== Your task ==
Repeat the records below exactly.

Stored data
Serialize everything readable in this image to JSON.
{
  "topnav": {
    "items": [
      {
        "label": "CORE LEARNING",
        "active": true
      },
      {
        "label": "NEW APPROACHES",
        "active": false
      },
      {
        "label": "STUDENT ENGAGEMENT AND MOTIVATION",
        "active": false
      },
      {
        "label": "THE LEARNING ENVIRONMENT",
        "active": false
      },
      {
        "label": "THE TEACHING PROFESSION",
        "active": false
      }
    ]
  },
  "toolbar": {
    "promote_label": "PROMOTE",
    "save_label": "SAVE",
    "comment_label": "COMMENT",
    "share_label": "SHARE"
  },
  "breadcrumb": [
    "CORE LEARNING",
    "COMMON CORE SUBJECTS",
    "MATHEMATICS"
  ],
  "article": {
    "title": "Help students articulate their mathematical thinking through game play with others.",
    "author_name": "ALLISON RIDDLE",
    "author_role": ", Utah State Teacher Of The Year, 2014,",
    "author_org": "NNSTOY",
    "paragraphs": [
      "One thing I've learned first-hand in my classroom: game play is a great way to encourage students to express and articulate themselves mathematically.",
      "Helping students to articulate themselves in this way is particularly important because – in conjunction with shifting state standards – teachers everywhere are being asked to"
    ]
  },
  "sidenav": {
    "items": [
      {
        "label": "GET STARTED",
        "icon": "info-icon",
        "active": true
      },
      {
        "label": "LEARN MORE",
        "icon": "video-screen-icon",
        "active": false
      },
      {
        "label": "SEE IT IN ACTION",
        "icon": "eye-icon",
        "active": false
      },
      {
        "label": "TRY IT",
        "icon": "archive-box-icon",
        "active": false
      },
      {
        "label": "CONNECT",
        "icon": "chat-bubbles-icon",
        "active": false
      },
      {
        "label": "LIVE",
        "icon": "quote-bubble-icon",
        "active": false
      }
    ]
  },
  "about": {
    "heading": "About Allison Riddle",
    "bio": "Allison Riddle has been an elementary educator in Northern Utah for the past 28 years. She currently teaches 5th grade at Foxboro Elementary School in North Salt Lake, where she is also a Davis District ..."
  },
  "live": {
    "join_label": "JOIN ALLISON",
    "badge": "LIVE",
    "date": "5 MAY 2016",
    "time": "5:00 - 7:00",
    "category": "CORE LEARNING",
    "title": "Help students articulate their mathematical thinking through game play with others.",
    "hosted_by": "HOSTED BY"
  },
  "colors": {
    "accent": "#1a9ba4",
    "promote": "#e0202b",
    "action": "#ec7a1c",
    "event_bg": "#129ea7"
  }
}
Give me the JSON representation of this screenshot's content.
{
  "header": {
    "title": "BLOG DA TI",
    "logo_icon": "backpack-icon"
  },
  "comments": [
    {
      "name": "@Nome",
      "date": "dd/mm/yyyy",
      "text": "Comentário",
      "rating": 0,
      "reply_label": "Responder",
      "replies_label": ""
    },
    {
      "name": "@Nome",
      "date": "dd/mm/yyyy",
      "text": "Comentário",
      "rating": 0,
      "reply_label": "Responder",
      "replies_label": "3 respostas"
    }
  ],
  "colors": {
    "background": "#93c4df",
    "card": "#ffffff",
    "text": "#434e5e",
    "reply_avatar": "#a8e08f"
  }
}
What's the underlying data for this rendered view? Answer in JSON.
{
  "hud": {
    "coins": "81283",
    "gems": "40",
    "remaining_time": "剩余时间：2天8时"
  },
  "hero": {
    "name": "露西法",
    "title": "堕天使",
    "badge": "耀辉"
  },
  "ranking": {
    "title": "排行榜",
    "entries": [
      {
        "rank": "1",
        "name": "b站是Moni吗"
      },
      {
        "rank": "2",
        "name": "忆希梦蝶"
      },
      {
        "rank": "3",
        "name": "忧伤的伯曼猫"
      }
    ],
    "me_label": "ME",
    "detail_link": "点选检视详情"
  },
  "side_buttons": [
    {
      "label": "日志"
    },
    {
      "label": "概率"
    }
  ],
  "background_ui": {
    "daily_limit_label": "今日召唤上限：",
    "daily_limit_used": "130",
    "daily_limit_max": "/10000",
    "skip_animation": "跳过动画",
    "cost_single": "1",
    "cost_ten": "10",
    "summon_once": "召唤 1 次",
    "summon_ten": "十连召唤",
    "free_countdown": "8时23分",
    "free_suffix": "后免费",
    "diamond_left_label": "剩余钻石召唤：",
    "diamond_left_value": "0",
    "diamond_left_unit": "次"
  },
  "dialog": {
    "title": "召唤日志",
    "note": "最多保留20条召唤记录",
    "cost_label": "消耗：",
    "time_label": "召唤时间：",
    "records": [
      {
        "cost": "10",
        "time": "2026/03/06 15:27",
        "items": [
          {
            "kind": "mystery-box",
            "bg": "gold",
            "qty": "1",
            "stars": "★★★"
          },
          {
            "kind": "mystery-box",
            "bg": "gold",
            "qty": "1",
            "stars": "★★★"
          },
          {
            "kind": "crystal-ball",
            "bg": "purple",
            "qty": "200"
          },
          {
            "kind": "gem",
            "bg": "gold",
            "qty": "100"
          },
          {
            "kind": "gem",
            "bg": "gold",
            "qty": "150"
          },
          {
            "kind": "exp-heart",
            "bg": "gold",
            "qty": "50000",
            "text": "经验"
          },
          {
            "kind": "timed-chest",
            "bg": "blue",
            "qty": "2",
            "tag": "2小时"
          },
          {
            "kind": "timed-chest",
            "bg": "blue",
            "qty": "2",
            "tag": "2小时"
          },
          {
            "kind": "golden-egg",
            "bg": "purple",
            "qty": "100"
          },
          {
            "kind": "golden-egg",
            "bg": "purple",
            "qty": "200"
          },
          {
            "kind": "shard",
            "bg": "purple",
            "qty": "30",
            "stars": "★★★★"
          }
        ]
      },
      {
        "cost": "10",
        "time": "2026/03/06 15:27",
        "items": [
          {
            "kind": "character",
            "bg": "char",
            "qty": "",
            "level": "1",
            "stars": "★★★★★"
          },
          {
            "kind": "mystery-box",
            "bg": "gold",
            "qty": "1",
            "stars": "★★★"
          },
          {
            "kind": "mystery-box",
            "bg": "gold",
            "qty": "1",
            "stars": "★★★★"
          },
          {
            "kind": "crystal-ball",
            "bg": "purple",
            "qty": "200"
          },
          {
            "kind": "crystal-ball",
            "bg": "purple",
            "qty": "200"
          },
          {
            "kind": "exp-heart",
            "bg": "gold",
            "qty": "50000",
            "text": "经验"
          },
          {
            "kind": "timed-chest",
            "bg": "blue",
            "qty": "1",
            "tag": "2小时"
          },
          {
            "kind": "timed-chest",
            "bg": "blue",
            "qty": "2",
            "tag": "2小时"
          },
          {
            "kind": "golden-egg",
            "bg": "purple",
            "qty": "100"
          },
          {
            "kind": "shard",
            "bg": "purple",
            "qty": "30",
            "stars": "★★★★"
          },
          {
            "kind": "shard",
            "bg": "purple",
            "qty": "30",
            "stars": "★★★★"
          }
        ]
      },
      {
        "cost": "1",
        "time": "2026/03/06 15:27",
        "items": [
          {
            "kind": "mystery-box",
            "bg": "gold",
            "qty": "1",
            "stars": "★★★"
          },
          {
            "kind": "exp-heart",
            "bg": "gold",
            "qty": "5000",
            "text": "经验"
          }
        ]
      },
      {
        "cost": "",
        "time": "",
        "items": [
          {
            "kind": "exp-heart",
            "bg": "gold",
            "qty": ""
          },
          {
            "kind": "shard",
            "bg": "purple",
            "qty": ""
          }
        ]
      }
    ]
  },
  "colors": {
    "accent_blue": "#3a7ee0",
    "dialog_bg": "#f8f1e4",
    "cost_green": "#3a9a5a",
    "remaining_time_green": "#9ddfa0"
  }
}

== Solution to the exercise ==
Serialize everything readable in this image to JSON.
{
  "topnav": {
    "items": [
      {
        "label": "CORE LEARNING",
        "active": true
      },
      {
        "label": "NEW APPROACHES",
        "active": false
      },
      {
        "label": "STUDENT ENGAGEMENT AND MOTIVATION",
        "active": false
      },
      {
        "label": "THE LEARNING ENVIRONMENT",
        "active": false
      },
      {
        "label": "THE TEACHING PROFESSION",
        "active": false
      }
    ]
  },
  "toolbar": {
    "promote_label": "PROMOTE",
    "save_label": "SAVE",
    "comment_label": "COMMENT",
    "share_label": "SHARE"
  },
  "breadcrumb": [
    "CORE LEARNING",
    "COMMON CORE SUBJECTS",
    "MATHEMATICS"
  ],
  "article": {
    "title": "Help students articulate their mathematical thinking through game play with others.",
    "author_name": "ALLISON RIDDLE",
    "author_role": ", Utah State Teacher Of The Year, 2014,",
    "author_org": "NNSTOY",
    "paragraphs": [
      "One thing I've learned first-hand in my classroom: game play is a great way to encourage students to express and articulate themselves mathematically.",
      "Helping students to articulate themselves in this way is particularly important because – in conjunction with shifting state standards – teachers everywhere are being asked to"
    ]
  },
  "sidenav": {
    "items": [
      {
        "label": "GET STARTED",
        "icon": "info-icon",
        "active": true
      },
      {
        "label": "LEARN MORE",
        "icon": "video-screen-icon",
        "active": false
      },
      {
        "label": "SEE IT IN ACTION",
        "icon": "eye-icon",
        "active": false
      },
      {
        "label": "TRY IT",
        "icon": "archive-box-icon",
        "active": false
      },
      {
        "label": "CONNECT",
        "icon": "chat-bubbles-icon",
        "active": false
      },
      {
        "label": "LIVE",
        "icon": "quote-bubble-icon",
        "active": false
      }
    ]
  },
  "about": {
    "heading": "About Allison Riddle",
    "bio": "Allison Riddle has been an elementary educator in Northern Utah for the past 28 years. She currently teaches 5th grade at Foxboro Elementary School in North Salt Lake, where she is also a Davis District ..."
  },
  "live": {
    "join_label": "JOIN ALLISON",
    "badge": "LIVE",
    "date": "5 MAY 2016",
    "time": "5:00 - 7:00",
    "category": "CORE LEARNING",
    "title": "Help students articulate their mathematical thinking through game play with others.",
    "hosted_by": "HOSTED BY"
  },
  "colors": {
    "accent": "#1a9ba4",
    "promote": "#e0202b",
    "action": "#ec7a1c",
    "event_bg": "#129ea7"
  }
}
Give me the JSON representation of this screenshot's content.
{
  "header": {
    "title": "BLOG DA TI",
    "logo_icon": "backpack-icon"
  },
  "comments": [
    {
      "name": "@Nome",
      "date": "dd/mm/yyyy",
      "text": "Comentário",
      "rating": 0,
      "reply_label": "Responder",
      "replies_label": ""
    },
    {
      "name": "@Nome",
      "date": "dd/mm/yyyy",
      "text": "Comentário",
      "rating": 0,
      "reply_label": "Responder",
      "replies_label": "3 respostas"
    }
  ],
  "colors": {
    "background": "#93c4df",
    "card": "#ffffff",
    "text": "#434e5e",
    "reply_avatar": "#a8e08f"
  }
}
What's the underlying data for this rendered view? Answer in JSON.
{
  "hud": {
    "coins": "81283",
    "gems": "40",
    "remaining_time": "剩余时间：2天8时"
  },
  "hero": {
    "name": "露西法",
    "title": "堕天使",
    "badge": "耀辉"
  },
  "ranking": {
    "title": "排行榜",
    "entries": [
      {
        "rank": "1",
        "name": "b站是Moni吗"
      },
      {
        "rank": "2",
        "name": "忆希梦蝶"
      },
      {
        "rank": "3",
        "name": "忧伤的伯曼猫"
      }
    ],
    "me_label": "ME",
    "detail_link": "点选检视详情"
  },
  "side_buttons": [
    {
      "label": "日志"
    },
    {
      "label": "概率"
    }
  ],
  "background_ui": {
    "daily_limit_label": "今日召唤上限：",
    "daily_limit_used": "130",
    "daily_limit_max": "/10000",
    "skip_animation": "跳过动画",
    "cost_single": "1",
    "cost_ten": "10",
    "summon_once": "召唤 1 次",
    "summon_ten": "十连召唤",
    "free_countdown": "8时23分",
    "free_suffix": "后免费",
    "diamond_left_label": "剩余钻石召唤：",
    "diamond_left_value": "0",
    "diamond_left_unit": "次"
  },
  "dialog": {
    "title": "召唤日志",
    "note": "最多保留20条召唤记录",
    "cost_label": "消耗：",
    "time_label": "召唤时间：",
    "records": [
      {
        "cost": "10",
        "time": "2026/03/06 15:27",
        "items": [
          {
            "kind": "mystery-box",
            "bg": "gold",
            "qty": "1",
            "stars": "★★★"
          },
          {
            "kind": "mystery-box",
            "bg": "gold",
            "qty": "1",
            "stars": "★★★"
          },
          {
            "kind": "crystal-ball",
            "bg": "purple",
            "qty": "200"
          },
          {
            "kind": "gem",
            "bg": "gold",
            "qty": "100"
          },
          {
            "kind": "gem",
            "bg": "gold",
            "qty": "150"
          },
          {
            "kind": "exp-heart",
            "bg": "gold",
            "qty": "50000",
            "text": "经验"
          },
          {
            "kind": "timed-chest",
            "bg": "blue",
            "qty": "2",
            "tag": "2小时"
          },
          {
            "kind": "timed-chest",
            "bg": "blue",
            "qty": "2",
            "tag": "2小时"
          },
          {
            "kind": "golden-egg",
            "bg": "purple",
            "qty": "100"
          },
          {
            "kind": "golden-egg",
            "bg": "purple",
            "qty": "200"
          },
          {
            "kind": "shard",
            "bg": "purple",
            "qty": "30",
            "stars": "★★★★"
          }
        ]
      },
      {
        "cost": "10",
        "time": "2026/03/06 15:27",
        "items": [
          {
            "kind": "character",
            "bg": "char",
            "qty": "",
            "level": "1",
            "stars": "★★★★★"
          },
          {
            "kind": "mystery-box",
            "bg": "gold",
            "qty": "1",
            "stars": "★★★"
          },
          {
            "kind": "mystery-box",
            "bg": "gold",
            "qty": "1",
            "stars": "★★★★"
          },
          {
            "kind": "crystal-ball",
            "bg": "purple",
            "qty": "200"
          },
          {
            "kind": "crystal-ball",
            "bg": "purple",
            "qty": "200"
          },
          {
            "kind": "exp-heart",
            "bg": "gold",
            "qty": "50000",
            "text": "经验"
          },
          {
            "kind": "timed-chest",
            "bg": "blue",
            "qty": "1",
            "tag": "2小时"
          },
          {
            "kind": "timed-chest",
            "bg": "blue",
            "qty": "2",
            "tag": "2小时"
          },
          {
            "kind": "golden-egg",
            "bg": "purple",
            "qty": "100"
          },
          {
            "kind": "shard",
            "bg": "purple",
            "qty": "30",
            "stars": "★★★★"
          },
          {
            "kind": "shard",
            "bg": "purple",
            "qty": "30",
            "stars": "★★★★"
          }
        ]
      },
      {
        "cost": "1",
        "time": "2026/03/06 15:27",
        "items": [
          {
            "kind": "mystery-box",
            "bg": "gold",
            "qty": "1",
            "stars": "★★★"
          },
          {
            "kind": "exp-heart",
            "bg": "gold",
            "qty": "5000",
            "text": "经验"
          }
        ]
      },
      {
        "cost": "",
        "time": "",
        "items": [
          {
            "kind": "exp-heart",
            "bg": "gold",
            "qty": ""
          },
          {
            "kind": "shard",
            "bg": "purple",
            "qty": ""
          }
        ]
      }
    ]
  },
  "colors": {
    "accent_blue": "#3a7ee0",
    "dialog_bg": "#f8f1e4",
    "cost_green": "#3a9a5a",
    "remaining_time_green": "#9ddfa0"
  }
}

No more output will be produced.